__Passage provided__.
This substantial water usage poses concerns for regions already grappling with water scarcity, particularly if Bitcoin mining continues unabated without regulation. The process of mining Bitcoin demands significant computational power to solve complex mathematical equations, with successful solutions rewarded with a portion of Bitcoin’s value. Water plays a crucial role in cooling the computers at large data centers and in lowering the temperatures of coal- and gas-fired power plants that power these mining operations.
Alex de Vries, the study’s author and a Ph.D. student at Vrije Universiteit Amsterdam, likened the water consumption of a single Bitcoin transaction to the evaporation of a backyard swimming pool. While the energy consumption of Bitcoin mining has received considerable attention, the water usage associated with each transaction has been less explored but is expected to rise.
With Bitcoin’s price soaring to over $38,000 and continuing to climb, de Vries predicts a corresponding increase in water consumption to around 2,300 gigalitres, representing a more than 40% surge compared to 2021. This escalating demand for water could particularly strain regions like Central Asia, including Kazakhstan, a significant Bitcoin mining hub, where water supplies are already under pressure due to arid climates.
The study also highlights the substantial water usage associated with Bitcoin mining in the United States, estimating that it consumes as much water as 300,000 households or a city like Washington, DC. These findings underscore the urgent need for addressing the environmental consequences of Bitcoin mining, including its significant water footprint, to ensure sustainable resource management and mitigate potential impacts on water-stressed regions.
The real solution and the losing game
De Vries contends that transitioning to renewable energy wouldn’t effectively mitigate Bitcoin’s carbon footprint. “Do you really want to allocate wind and solar power to crypto?” he questions. He highlights that in many countries, renewable energy sources are limited, and redirecting them to crypto would mean sacrificing other sectors that rely on fossil fuels.

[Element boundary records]
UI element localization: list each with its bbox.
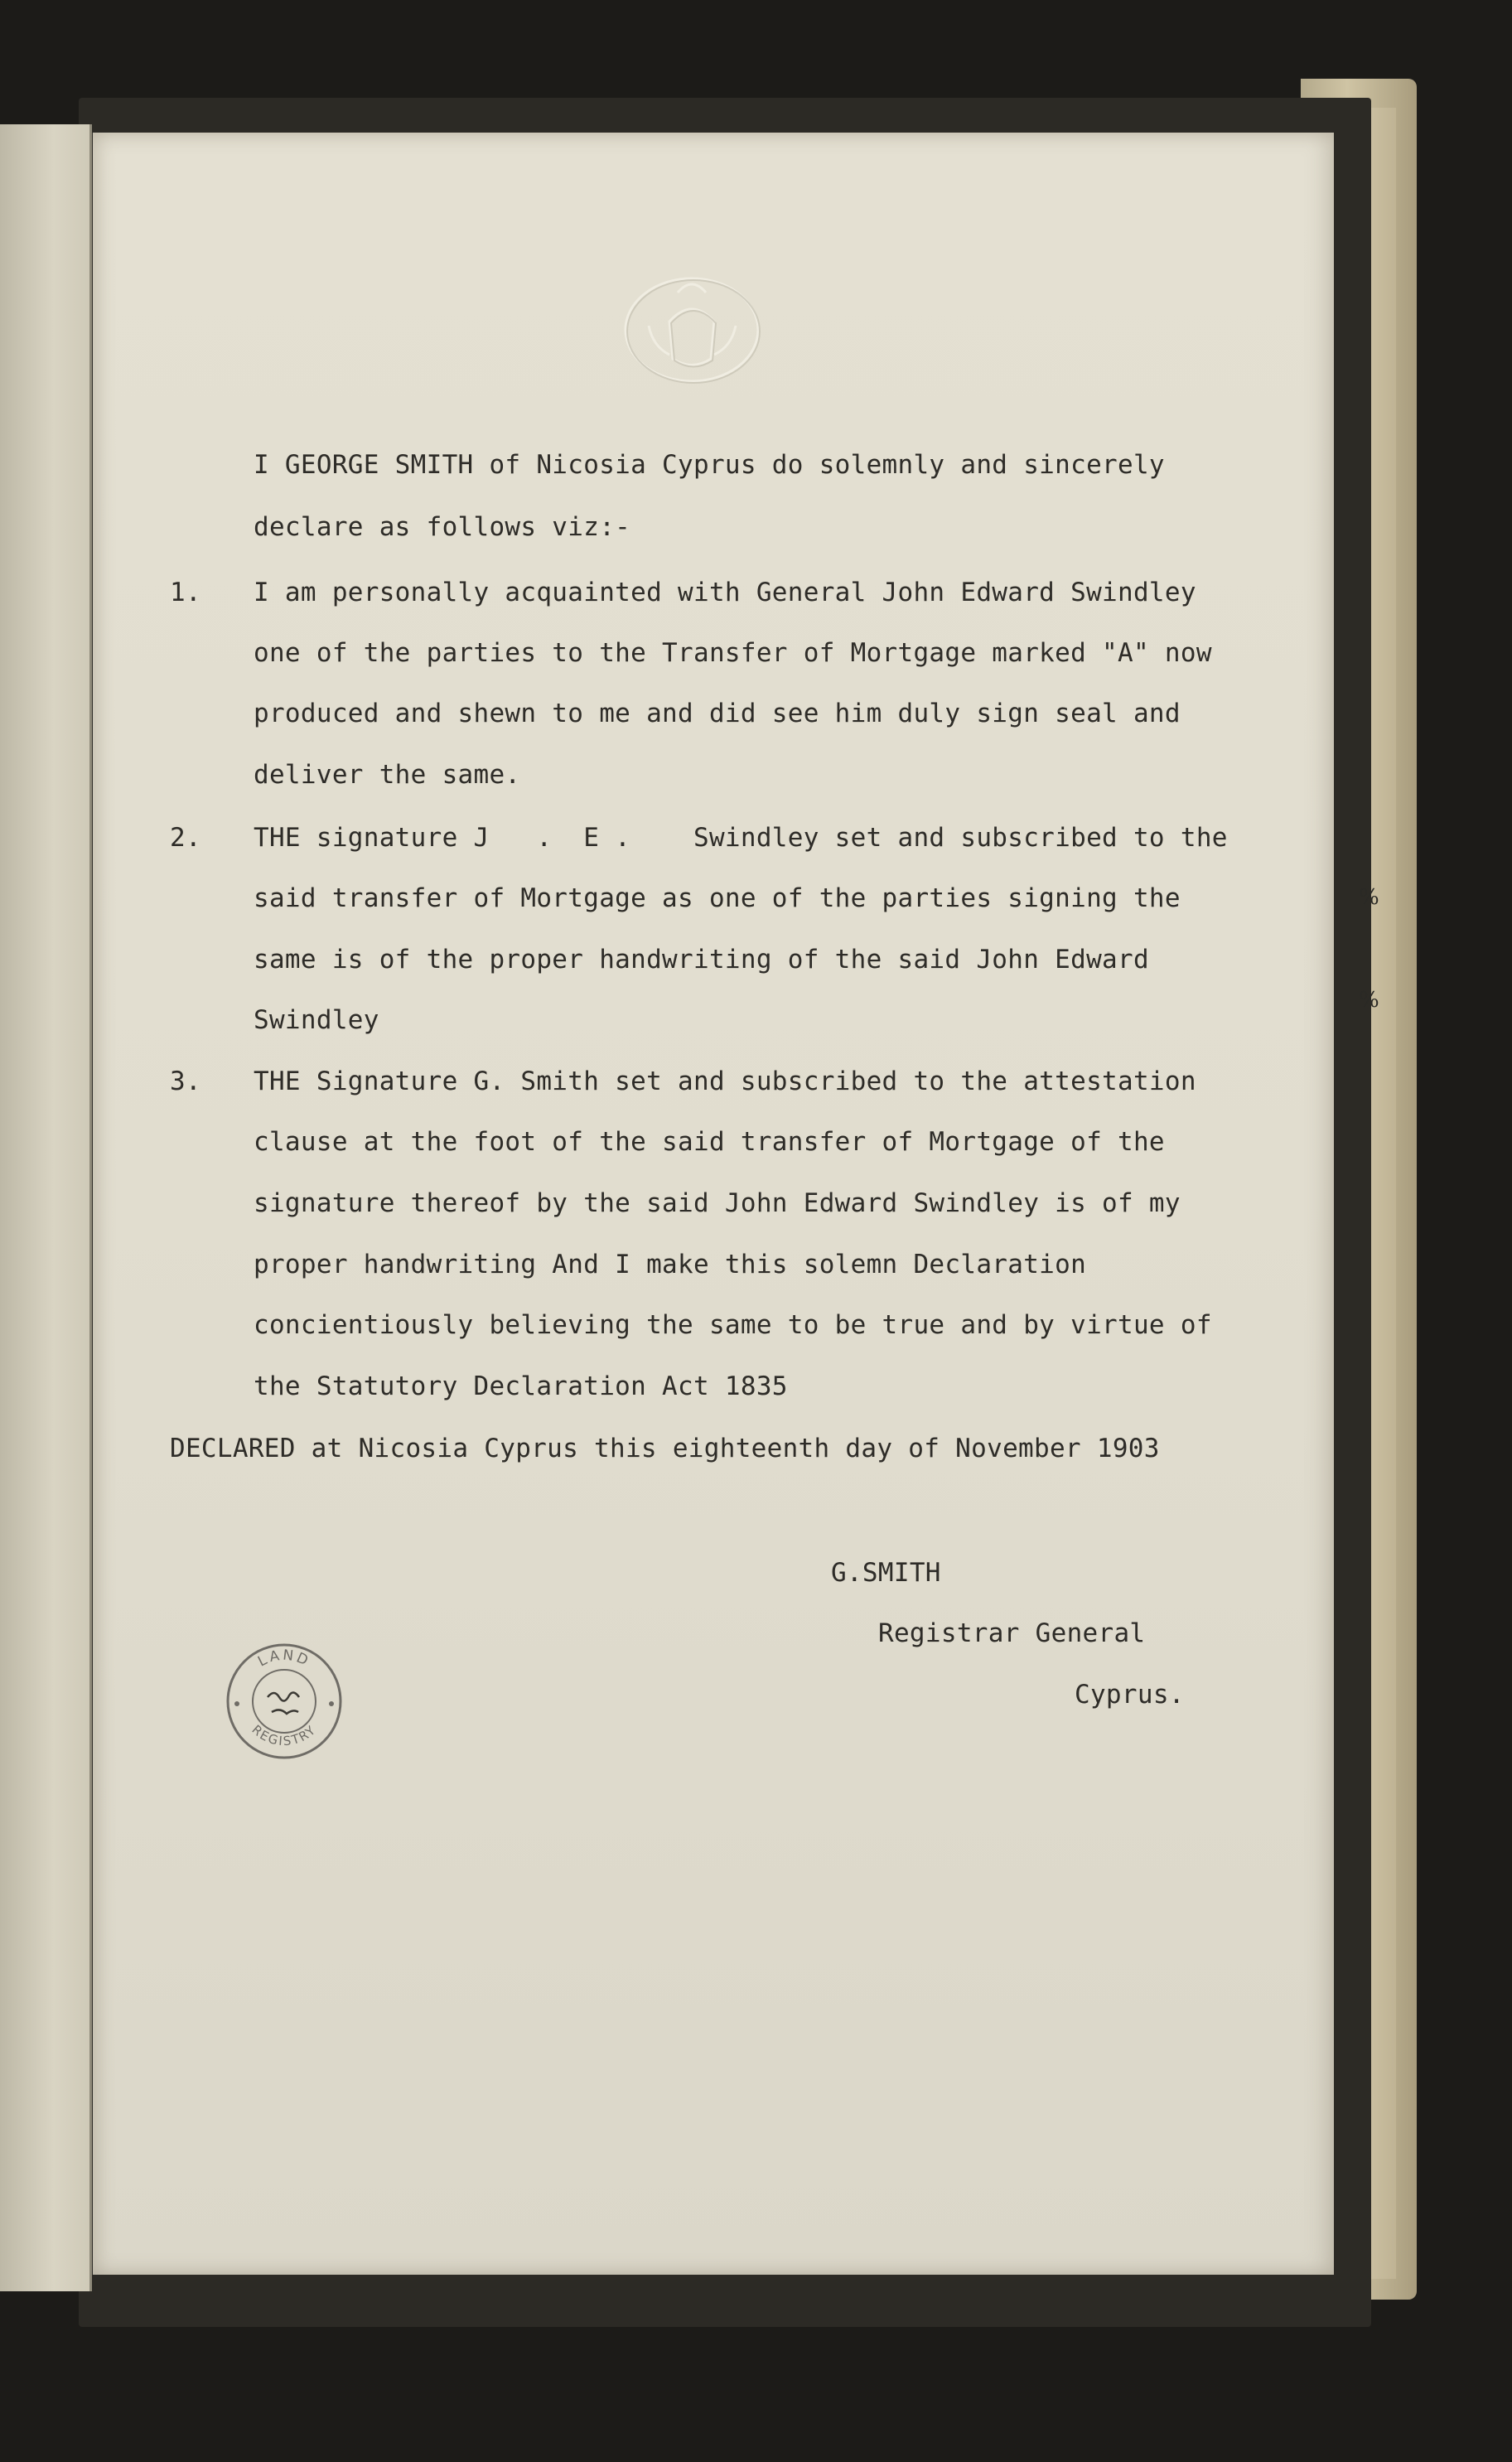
item-3-line-2: clause at the foot of the said transfer of Mortgage of the: [254, 1127, 1165, 1157]
margin-mark-1: %: [1359, 885, 1379, 910]
item-3-line-3: signature thereof by the said John Edward Swindley is of my: [254, 1188, 1181, 1218]
left-page-edge: [0, 124, 92, 2291]
signature-title: Registrar General: [878, 1618, 1146, 1648]
item-3-line-5: concientiously believing the same to be true and by virtue of: [254, 1310, 1212, 1340]
item-2-line-1: THE signature J . E . Swindley set and subscribed to the: [254, 823, 1228, 853]
item-2-line-2: said transfer of Mortgage as one of the parties signing the: [254, 883, 1181, 913]
item-2-line-4: Swindley: [254, 1005, 379, 1035]
svg-text:LAND: [255, 1647, 312, 1671]
margin-mark-2: %: [1359, 988, 1379, 1013]
item-1-line-1: I am personally acquainted with General John Edward Swindley: [254, 578, 1196, 607]
item-2-line-3: same is of the proper handwriting of the said John Edward: [254, 945, 1149, 975]
item-3-line-4: proper handwriting And I make this solemn Declaration: [254, 1250, 1087, 1279]
intro-line-1: I GEORGE SMITH of Nicosia Cyprus do solemnly and sincerely: [254, 450, 1165, 480]
item-1-line-2: one of the parties to the Transfer of Mortgage marked "A" now: [254, 638, 1212, 668]
item-3-line-6: the Statutory Declaration Act 1835: [254, 1371, 788, 1401]
declared-line: DECLARED at Nicosia Cyprus this eighteenth day of November 1903: [170, 1434, 1160, 1463]
item-1-line-4: deliver the same.: [254, 760, 521, 790]
item-number-2: 2.: [170, 823, 201, 853]
signature-place: Cyprus.: [1075, 1680, 1185, 1710]
item-number-1: 1.: [170, 578, 201, 607]
embossed-coat-of-arms: [620, 264, 765, 388]
stamp-bottom-text: REGISTRY: [249, 1722, 320, 1749]
svg-text:REGISTRY: [249, 1722, 319, 1749]
item-1-line-3: produced and shewn to me and did see him duly sign seal and: [254, 699, 1181, 728]
stamp-top-text: LAND: [255, 1647, 313, 1671]
item-number-3: 3.: [170, 1067, 201, 1096]
signature-name: G.SMITH: [831, 1558, 941, 1588]
intro-line-2: declare as follows viz:-: [254, 512, 631, 542]
item-3-line-1: THE Signature G. Smith set and subscribed to the attestation: [254, 1067, 1196, 1096]
land-registry-stamp: [222, 1639, 346, 1763]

__To do__. Carry on the passage about Bitcoin mining's water consumption, starting right after its final sentence.

__Task answer__.
Looking ahead to 2040, de Vries predicts the end of Bitcoin mining, when the last Bitcoin will be mined, leaving miners without income. However, he suggests that if Bitcoin were to adopt more eco-friendly technology, its environmental impact could be swiftly reversed.
Bitcoin currently operates on the Proof of Work model, a competitive computational puzzle-solving process that consumes vast amounts of energy. In contrast, the Proof of Stake system, utilized by Ethereum since 2022, requires no energy-intensive hardware. Instead, participants stake coins as collateral, with winners selected randomly by the software, irrespective of computing power. Despite Ethereum’s successful transition, de Vries notes resistance from Bitcoin miners to embrace such changes, fearing disruption to their investments.
He emphasizes the paradox: while Bitcoin’s value derives partly from its stability, resisting change poses long-term risks. As the supply of newly mined coins diminishes, miners face diminishing returns, ultimately leading to an unsustainable situation beyond 2040. Thus, in de Vries’ view, Bitcoin miners are engaged in a futile endeavor by avoiding necessary adaptations.